▸ GIVEN INSTRUCTION
Copy out every one of the following entries again, line for line, without changing a single character.

======== SUPPLIED DATA ========

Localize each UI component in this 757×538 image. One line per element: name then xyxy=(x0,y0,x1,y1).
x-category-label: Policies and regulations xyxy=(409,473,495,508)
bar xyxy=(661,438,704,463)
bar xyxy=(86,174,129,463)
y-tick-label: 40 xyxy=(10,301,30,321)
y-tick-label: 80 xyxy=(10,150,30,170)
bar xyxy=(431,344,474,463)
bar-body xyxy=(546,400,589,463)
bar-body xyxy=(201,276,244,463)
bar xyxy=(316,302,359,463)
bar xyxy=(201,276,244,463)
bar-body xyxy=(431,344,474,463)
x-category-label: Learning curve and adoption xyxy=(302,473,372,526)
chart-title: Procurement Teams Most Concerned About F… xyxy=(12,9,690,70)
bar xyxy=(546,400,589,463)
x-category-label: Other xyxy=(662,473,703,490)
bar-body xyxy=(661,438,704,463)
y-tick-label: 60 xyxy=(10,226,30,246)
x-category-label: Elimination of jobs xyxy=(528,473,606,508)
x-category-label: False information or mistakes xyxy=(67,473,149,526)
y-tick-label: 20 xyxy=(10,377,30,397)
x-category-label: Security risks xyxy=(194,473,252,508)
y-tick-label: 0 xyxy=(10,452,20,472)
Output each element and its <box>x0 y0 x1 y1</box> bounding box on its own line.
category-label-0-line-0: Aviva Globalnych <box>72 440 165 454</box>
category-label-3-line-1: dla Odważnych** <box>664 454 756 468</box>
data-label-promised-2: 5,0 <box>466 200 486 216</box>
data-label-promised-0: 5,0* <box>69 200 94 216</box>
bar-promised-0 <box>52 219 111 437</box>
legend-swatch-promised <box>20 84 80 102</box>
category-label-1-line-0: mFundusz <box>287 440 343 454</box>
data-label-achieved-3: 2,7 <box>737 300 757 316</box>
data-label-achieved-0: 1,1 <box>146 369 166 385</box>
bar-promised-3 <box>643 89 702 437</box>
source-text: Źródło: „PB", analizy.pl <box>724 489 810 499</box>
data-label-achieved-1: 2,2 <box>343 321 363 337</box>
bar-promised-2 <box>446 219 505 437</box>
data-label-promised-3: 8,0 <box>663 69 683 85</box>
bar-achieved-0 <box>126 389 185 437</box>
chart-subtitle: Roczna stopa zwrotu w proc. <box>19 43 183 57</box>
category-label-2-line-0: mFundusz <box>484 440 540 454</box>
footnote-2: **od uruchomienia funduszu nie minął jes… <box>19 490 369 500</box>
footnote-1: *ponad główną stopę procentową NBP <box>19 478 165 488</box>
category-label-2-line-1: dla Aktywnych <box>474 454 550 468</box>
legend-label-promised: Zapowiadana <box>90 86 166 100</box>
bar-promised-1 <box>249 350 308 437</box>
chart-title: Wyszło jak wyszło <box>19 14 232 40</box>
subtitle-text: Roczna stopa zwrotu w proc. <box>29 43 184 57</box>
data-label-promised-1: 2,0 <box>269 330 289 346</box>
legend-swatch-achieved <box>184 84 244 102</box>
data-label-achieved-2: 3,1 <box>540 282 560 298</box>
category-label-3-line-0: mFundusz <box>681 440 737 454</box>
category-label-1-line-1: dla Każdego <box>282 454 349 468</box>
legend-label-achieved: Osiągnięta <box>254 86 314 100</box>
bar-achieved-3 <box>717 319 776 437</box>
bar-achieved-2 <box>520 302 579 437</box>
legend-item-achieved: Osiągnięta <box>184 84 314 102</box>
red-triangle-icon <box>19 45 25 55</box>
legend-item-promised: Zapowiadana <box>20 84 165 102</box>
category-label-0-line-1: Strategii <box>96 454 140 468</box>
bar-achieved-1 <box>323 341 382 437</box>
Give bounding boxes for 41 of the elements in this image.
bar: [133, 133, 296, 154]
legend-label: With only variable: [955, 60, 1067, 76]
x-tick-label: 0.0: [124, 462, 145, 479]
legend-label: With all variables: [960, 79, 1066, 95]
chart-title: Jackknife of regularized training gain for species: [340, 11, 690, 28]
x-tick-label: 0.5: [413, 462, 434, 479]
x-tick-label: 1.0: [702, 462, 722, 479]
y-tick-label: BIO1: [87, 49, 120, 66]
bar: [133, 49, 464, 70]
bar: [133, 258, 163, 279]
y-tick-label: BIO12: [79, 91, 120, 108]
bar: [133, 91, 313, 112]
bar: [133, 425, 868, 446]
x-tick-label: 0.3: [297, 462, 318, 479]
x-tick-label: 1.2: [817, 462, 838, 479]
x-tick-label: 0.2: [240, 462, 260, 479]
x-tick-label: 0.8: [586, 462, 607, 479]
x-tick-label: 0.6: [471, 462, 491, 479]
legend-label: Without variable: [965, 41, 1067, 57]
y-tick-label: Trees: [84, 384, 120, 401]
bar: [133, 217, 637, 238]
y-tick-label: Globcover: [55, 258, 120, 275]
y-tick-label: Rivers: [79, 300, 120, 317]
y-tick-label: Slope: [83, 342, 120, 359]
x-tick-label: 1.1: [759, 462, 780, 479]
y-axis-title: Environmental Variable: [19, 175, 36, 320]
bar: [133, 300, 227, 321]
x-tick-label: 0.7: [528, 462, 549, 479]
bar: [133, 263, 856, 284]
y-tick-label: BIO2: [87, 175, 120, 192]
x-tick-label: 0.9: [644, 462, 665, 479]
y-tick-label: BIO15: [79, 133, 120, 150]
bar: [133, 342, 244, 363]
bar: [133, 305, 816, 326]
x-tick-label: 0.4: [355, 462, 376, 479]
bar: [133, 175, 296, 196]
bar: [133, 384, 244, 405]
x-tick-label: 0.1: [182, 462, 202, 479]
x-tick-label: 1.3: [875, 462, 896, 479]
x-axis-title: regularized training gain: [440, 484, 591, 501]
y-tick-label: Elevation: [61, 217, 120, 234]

========

▸ COMPLETED EXERCISE
Localize each UI component in this 757×538 image. One line per element: name then xyxy=(x0,y0,x1,y1).
x-category-label: Policies and regulations xyxy=(409,473,495,508)
bar xyxy=(661,438,704,463)
bar xyxy=(86,174,129,463)
y-tick-label: 40 xyxy=(10,301,30,321)
y-tick-label: 80 xyxy=(10,150,30,170)
bar xyxy=(431,344,474,463)
bar-body xyxy=(546,400,589,463)
bar-body xyxy=(201,276,244,463)
bar xyxy=(316,302,359,463)
bar xyxy=(201,276,244,463)
bar-body xyxy=(431,344,474,463)
x-category-label: Learning curve and adoption xyxy=(302,473,372,526)
chart-title: Procurement Teams Most Concerned About F… xyxy=(12,9,690,70)
bar xyxy=(546,400,589,463)
x-category-label: Other xyxy=(662,473,703,490)
bar-body xyxy=(661,438,704,463)
y-tick-label: 60 xyxy=(10,226,30,246)
x-category-label: Elimination of jobs xyxy=(528,473,606,508)
x-category-label: False information or mistakes xyxy=(67,473,149,526)
y-tick-label: 20 xyxy=(10,377,30,397)
x-category-label: Security risks xyxy=(194,473,252,508)
y-tick-label: 0 xyxy=(10,452,20,472)
Output each element and its <box>x0 y0 x1 y1</box> bounding box on its own line.
category-label-0-line-0: Aviva Globalnych <box>72 440 165 454</box>
category-label-3-line-1: dla Odważnych** <box>664 454 756 468</box>
data-label-promised-2: 5,0 <box>466 200 486 216</box>
data-label-promised-0: 5,0* <box>69 200 94 216</box>
bar-promised-0 <box>52 219 111 437</box>
legend-swatch-promised <box>20 84 80 102</box>
category-label-1-line-0: mFundusz <box>287 440 343 454</box>
data-label-achieved-3: 2,7 <box>737 300 757 316</box>
data-label-achieved-0: 1,1 <box>146 369 166 385</box>
bar-promised-3 <box>643 89 702 437</box>
source-text: Źródło: „PB", analizy.pl <box>724 489 810 499</box>
data-label-achieved-1: 2,2 <box>343 321 363 337</box>
bar-promised-2 <box>446 219 505 437</box>
data-label-promised-3: 8,0 <box>663 69 683 85</box>
bar-achieved-0 <box>126 389 185 437</box>
chart-subtitle: Roczna stopa zwrotu w proc. <box>19 43 183 57</box>
category-label-2-line-0: mFundusz <box>484 440 540 454</box>
footnote-2: **od uruchomienia funduszu nie minął jes… <box>19 490 369 500</box>
footnote-1: *ponad główną stopę procentową NBP <box>19 478 165 488</box>
category-label-2-line-1: dla Aktywnych <box>474 454 550 468</box>
legend-label-promised: Zapowiadana <box>90 86 166 100</box>
bar-promised-1 <box>249 350 308 437</box>
chart-title: Wyszło jak wyszło <box>19 14 232 40</box>
subtitle-text: Roczna stopa zwrotu w proc. <box>29 43 184 57</box>
data-label-promised-1: 2,0 <box>269 330 289 346</box>
legend-swatch-achieved <box>184 84 244 102</box>
data-label-achieved-2: 3,1 <box>540 282 560 298</box>
category-label-3-line-0: mFundusz <box>681 440 737 454</box>
category-label-1-line-1: dla Każdego <box>282 454 349 468</box>
legend-label-achieved: Osiągnięta <box>254 86 314 100</box>
bar-achieved-3 <box>717 319 776 437</box>
bar-achieved-2 <box>520 302 579 437</box>
legend-item-achieved: Osiągnięta <box>184 84 314 102</box>
red-triangle-icon <box>19 45 25 55</box>
legend-item-promised: Zapowiadana <box>20 84 165 102</box>
category-label-0-line-1: Strategii <box>96 454 140 468</box>
bar-achieved-1 <box>323 341 382 437</box>
Give bounding boxes for 41 of the elements in this image.
bar: [133, 133, 296, 154]
legend-label: With only variable: [955, 60, 1067, 76]
x-tick-label: 0.0: [124, 462, 145, 479]
legend-label: With all variables: [960, 79, 1066, 95]
chart-title: Jackknife of regularized training gain for species: [340, 11, 690, 28]
x-tick-label: 0.5: [413, 462, 434, 479]
x-tick-label: 1.0: [702, 462, 722, 479]
y-tick-label: BIO1: [87, 49, 120, 66]
bar: [133, 49, 464, 70]
bar: [133, 258, 163, 279]
y-tick-label: BIO12: [79, 91, 120, 108]
bar: [133, 91, 313, 112]
bar: [133, 425, 868, 446]
x-tick-label: 0.3: [297, 462, 318, 479]
x-tick-label: 1.2: [817, 462, 838, 479]
x-tick-label: 0.2: [240, 462, 260, 479]
x-tick-label: 0.8: [586, 462, 607, 479]
x-tick-label: 0.6: [471, 462, 491, 479]
legend-label: Without variable: [965, 41, 1067, 57]
y-tick-label: Trees: [84, 384, 120, 401]
bar: [133, 217, 637, 238]
y-tick-label: Globcover: [55, 258, 120, 275]
y-tick-label: Rivers: [79, 300, 120, 317]
y-tick-label: Slope: [83, 342, 120, 359]
x-tick-label: 1.1: [759, 462, 780, 479]
y-axis-title: Environmental Variable: [19, 175, 36, 320]
bar: [133, 300, 227, 321]
x-tick-label: 0.7: [528, 462, 549, 479]
bar: [133, 263, 856, 284]
y-tick-label: BIO2: [87, 175, 120, 192]
x-tick-label: 0.9: [644, 462, 665, 479]
y-tick-label: BIO15: [79, 133, 120, 150]
bar: [133, 342, 244, 363]
bar: [133, 305, 816, 326]
x-tick-label: 0.4: [355, 462, 376, 479]
bar: [133, 175, 296, 196]
bar: [133, 384, 244, 405]
x-tick-label: 0.1: [182, 462, 202, 479]
x-tick-label: 1.3: [875, 462, 896, 479]
x-axis-title: regularized training gain: [440, 484, 591, 501]
y-tick-label: Elevation: [61, 217, 120, 234]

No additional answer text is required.